DIRECTIVE: Copy out the data below verbatim.

Dataset entries
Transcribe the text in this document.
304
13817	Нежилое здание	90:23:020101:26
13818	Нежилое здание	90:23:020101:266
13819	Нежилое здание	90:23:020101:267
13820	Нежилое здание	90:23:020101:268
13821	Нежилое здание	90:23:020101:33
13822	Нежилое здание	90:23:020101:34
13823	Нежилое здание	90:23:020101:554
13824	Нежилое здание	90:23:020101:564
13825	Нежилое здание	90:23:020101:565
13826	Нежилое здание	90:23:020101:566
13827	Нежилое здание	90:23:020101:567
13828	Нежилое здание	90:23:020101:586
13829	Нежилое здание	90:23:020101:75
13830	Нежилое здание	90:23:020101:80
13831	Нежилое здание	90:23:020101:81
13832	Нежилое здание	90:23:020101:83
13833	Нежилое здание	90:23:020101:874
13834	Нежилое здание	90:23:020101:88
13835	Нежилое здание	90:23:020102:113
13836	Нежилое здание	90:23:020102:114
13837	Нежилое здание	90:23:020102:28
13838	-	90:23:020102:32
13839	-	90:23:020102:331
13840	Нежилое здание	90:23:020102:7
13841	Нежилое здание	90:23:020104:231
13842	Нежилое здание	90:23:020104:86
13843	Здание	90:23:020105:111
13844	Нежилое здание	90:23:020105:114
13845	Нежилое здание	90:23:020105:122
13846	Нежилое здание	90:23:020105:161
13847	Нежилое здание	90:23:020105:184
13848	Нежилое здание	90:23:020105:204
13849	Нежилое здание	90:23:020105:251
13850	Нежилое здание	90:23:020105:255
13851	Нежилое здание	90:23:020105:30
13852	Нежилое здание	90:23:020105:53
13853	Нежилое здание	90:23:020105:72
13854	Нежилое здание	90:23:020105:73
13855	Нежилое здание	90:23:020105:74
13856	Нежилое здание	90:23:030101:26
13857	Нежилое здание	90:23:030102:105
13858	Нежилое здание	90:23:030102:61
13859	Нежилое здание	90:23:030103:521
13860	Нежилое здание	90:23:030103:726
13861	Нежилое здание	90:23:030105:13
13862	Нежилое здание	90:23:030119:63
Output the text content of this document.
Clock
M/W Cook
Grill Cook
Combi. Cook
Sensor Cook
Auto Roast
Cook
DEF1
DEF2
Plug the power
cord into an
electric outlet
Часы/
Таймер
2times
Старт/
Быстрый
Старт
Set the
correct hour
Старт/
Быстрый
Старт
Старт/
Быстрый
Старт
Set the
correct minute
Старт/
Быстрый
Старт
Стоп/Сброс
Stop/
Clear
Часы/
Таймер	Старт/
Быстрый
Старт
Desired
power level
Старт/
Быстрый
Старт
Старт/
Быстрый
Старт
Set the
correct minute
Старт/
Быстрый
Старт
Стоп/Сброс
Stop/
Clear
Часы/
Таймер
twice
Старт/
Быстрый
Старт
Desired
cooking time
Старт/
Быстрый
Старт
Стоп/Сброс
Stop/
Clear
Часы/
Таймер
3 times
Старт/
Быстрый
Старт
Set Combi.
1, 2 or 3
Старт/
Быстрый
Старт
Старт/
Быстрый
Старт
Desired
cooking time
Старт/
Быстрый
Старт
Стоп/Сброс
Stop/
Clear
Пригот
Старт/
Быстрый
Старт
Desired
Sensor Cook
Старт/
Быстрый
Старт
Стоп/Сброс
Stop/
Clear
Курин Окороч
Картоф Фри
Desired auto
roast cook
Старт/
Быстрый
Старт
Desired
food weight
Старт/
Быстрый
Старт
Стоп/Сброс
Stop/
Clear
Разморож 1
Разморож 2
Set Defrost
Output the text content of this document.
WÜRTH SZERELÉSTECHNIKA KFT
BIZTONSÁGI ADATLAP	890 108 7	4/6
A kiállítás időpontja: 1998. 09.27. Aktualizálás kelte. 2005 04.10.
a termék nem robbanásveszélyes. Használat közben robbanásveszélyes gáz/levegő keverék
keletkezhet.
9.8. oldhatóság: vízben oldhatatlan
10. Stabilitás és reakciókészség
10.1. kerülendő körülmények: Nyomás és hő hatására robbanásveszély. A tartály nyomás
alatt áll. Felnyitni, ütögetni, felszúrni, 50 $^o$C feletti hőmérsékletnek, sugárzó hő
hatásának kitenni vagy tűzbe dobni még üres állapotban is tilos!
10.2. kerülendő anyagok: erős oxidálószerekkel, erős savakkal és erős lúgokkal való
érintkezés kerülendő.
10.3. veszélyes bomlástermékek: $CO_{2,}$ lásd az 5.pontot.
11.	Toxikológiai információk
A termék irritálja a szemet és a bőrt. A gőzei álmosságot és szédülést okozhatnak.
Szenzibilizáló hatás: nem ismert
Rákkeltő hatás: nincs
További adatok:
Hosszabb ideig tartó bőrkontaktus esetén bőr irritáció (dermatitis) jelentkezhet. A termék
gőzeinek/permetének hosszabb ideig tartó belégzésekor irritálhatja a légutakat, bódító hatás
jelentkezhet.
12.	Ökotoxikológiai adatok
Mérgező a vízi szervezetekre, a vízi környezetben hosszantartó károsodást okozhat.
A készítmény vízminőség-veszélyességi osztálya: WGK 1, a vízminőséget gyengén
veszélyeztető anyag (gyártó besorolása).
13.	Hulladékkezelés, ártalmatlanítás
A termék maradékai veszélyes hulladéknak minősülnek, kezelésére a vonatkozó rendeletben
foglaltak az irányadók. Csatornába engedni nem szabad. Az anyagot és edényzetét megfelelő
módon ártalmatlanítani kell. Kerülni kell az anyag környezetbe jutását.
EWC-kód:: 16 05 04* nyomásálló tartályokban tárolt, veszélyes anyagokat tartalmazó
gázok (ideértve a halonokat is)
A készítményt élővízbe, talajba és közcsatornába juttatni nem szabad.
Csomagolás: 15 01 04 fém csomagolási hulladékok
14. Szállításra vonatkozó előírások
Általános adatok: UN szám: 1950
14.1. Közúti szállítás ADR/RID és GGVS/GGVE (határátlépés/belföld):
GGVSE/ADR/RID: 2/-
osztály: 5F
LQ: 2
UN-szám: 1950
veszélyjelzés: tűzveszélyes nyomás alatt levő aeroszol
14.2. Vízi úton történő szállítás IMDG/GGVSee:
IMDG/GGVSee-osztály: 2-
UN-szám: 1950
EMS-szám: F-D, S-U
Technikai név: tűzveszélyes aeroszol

RESPONSE FOR THIS EXERCISE:
Transcribe the text in this document.
304
13817	Нежилое здание	90:23:020101:26
13818	Нежилое здание	90:23:020101:266
13819	Нежилое здание	90:23:020101:267
13820	Нежилое здание	90:23:020101:268
13821	Нежилое здание	90:23:020101:33
13822	Нежилое здание	90:23:020101:34
13823	Нежилое здание	90:23:020101:554
13824	Нежилое здание	90:23:020101:564
13825	Нежилое здание	90:23:020101:565
13826	Нежилое здание	90:23:020101:566
13827	Нежилое здание	90:23:020101:567
13828	Нежилое здание	90:23:020101:586
13829	Нежилое здание	90:23:020101:75
13830	Нежилое здание	90:23:020101:80
13831	Нежилое здание	90:23:020101:81
13832	Нежилое здание	90:23:020101:83
13833	Нежилое здание	90:23:020101:874
13834	Нежилое здание	90:23:020101:88
13835	Нежилое здание	90:23:020102:113
13836	Нежилое здание	90:23:020102:114
13837	Нежилое здание	90:23:020102:28
13838	-	90:23:020102:32
13839	-	90:23:020102:331
13840	Нежилое здание	90:23:020102:7
13841	Нежилое здание	90:23:020104:231
13842	Нежилое здание	90:23:020104:86
13843	Здание	90:23:020105:111
13844	Нежилое здание	90:23:020105:114
13845	Нежилое здание	90:23:020105:122
13846	Нежилое здание	90:23:020105:161
13847	Нежилое здание	90:23:020105:184
13848	Нежилое здание	90:23:020105:204
13849	Нежилое здание	90:23:020105:251
13850	Нежилое здание	90:23:020105:255
13851	Нежилое здание	90:23:020105:30
13852	Нежилое здание	90:23:020105:53
13853	Нежилое здание	90:23:020105:72
13854	Нежилое здание	90:23:020105:73
13855	Нежилое здание	90:23:020105:74
13856	Нежилое здание	90:23:030101:26
13857	Нежилое здание	90:23:030102:105
13858	Нежилое здание	90:23:030102:61
13859	Нежилое здание	90:23:030103:521
13860	Нежилое здание	90:23:030103:726
13861	Нежилое здание	90:23:030105:13
13862	Нежилое здание	90:23:030119:63
Output the text content of this document.
Clock
M/W Cook
Grill Cook
Combi. Cook
Sensor Cook
Auto Roast
Cook
DEF1
DEF2
Plug the power
cord into an
electric outlet
Часы/
Таймер
2times
Старт/
Быстрый
Старт
Set the
correct hour
Старт/
Быстрый
Старт
Старт/
Быстрый
Старт
Set the
correct minute
Старт/
Быстрый
Старт
Стоп/Сброс
Stop/
Clear
Часы/
Таймер	Старт/
Быстрый
Старт
Desired
power level
Старт/
Быстрый
Старт
Старт/
Быстрый
Старт
Set the
correct minute
Старт/
Быстрый
Старт
Стоп/Сброс
Stop/
Clear
Часы/
Таймер
twice
Старт/
Быстрый
Старт
Desired
cooking time
Старт/
Быстрый
Старт
Стоп/Сброс
Stop/
Clear
Часы/
Таймер
3 times
Старт/
Быстрый
Старт
Set Combi.
1, 2 or 3
Старт/
Быстрый
Старт
Старт/
Быстрый
Старт
Desired
cooking time
Старт/
Быстрый
Старт
Стоп/Сброс
Stop/
Clear
Пригот
Старт/
Быстрый
Старт
Desired
Sensor Cook
Старт/
Быстрый
Старт
Стоп/Сброс
Stop/
Clear
Курин Окороч
Картоф Фри
Desired auto
roast cook
Старт/
Быстрый
Старт
Desired
food weight
Старт/
Быстрый
Старт
Стоп/Сброс
Stop/
Clear
Разморож 1
Разморож 2
Set Defrost
Output the text content of this document.
WÜRTH SZERELÉSTECHNIKA KFT
BIZTONSÁGI ADATLAP	890 108 7	4/6
A kiállítás időpontja: 1998. 09.27. Aktualizálás kelte. 2005 04.10.
a termék nem robbanásveszélyes. Használat közben robbanásveszélyes gáz/levegő keverék
keletkezhet.
9.8. oldhatóság: vízben oldhatatlan
10. Stabilitás és reakciókészség
10.1. kerülendő körülmények: Nyomás és hő hatására robbanásveszély. A tartály nyomás
alatt áll. Felnyitni, ütögetni, felszúrni, 50 $^o$C feletti hőmérsékletnek, sugárzó hő
hatásának kitenni vagy tűzbe dobni még üres állapotban is tilos!
10.2. kerülendő anyagok: erős oxidálószerekkel, erős savakkal és erős lúgokkal való
érintkezés kerülendő.
10.3. veszélyes bomlástermékek: $CO_{2,}$ lásd az 5.pontot.
11.	Toxikológiai információk
A termék irritálja a szemet és a bőrt. A gőzei álmosságot és szédülést okozhatnak.
Szenzibilizáló hatás: nem ismert
Rákkeltő hatás: nincs
További adatok:
Hosszabb ideig tartó bőrkontaktus esetén bőr irritáció (dermatitis) jelentkezhet. A termék
gőzeinek/permetének hosszabb ideig tartó belégzésekor irritálhatja a légutakat, bódító hatás
jelentkezhet.
12.	Ökotoxikológiai adatok
Mérgező a vízi szervezetekre, a vízi környezetben hosszantartó károsodást okozhat.
A készítmény vízminőség-veszélyességi osztálya: WGK 1, a vízminőséget gyengén
veszélyeztető anyag (gyártó besorolása).
13.	Hulladékkezelés, ártalmatlanítás
A termék maradékai veszélyes hulladéknak minősülnek, kezelésére a vonatkozó rendeletben
foglaltak az irányadók. Csatornába engedni nem szabad. Az anyagot és edényzetét megfelelő
módon ártalmatlanítani kell. Kerülni kell az anyag környezetbe jutását.
EWC-kód:: 16 05 04* nyomásálló tartályokban tárolt, veszélyes anyagokat tartalmazó
gázok (ideértve a halonokat is)
A készítményt élővízbe, talajba és közcsatornába juttatni nem szabad.
Csomagolás: 15 01 04 fém csomagolási hulladékok
14. Szállításra vonatkozó előírások
Általános adatok: UN szám: 1950
14.1. Közúti szállítás ADR/RID és GGVS/GGVE (határátlépés/belföld):
GGVSE/ADR/RID: 2/-
osztály: 5F
LQ: 2
UN-szám: 1950
veszélyjelzés: tűzveszélyes nyomás alatt levő aeroszol
14.2. Vízi úton történő szállítás IMDG/GGVSee:
IMDG/GGVSee-osztály: 2-
UN-szám: 1950
EMS-szám: F-D, S-U
Technikai név: tűzveszélyes aeroszol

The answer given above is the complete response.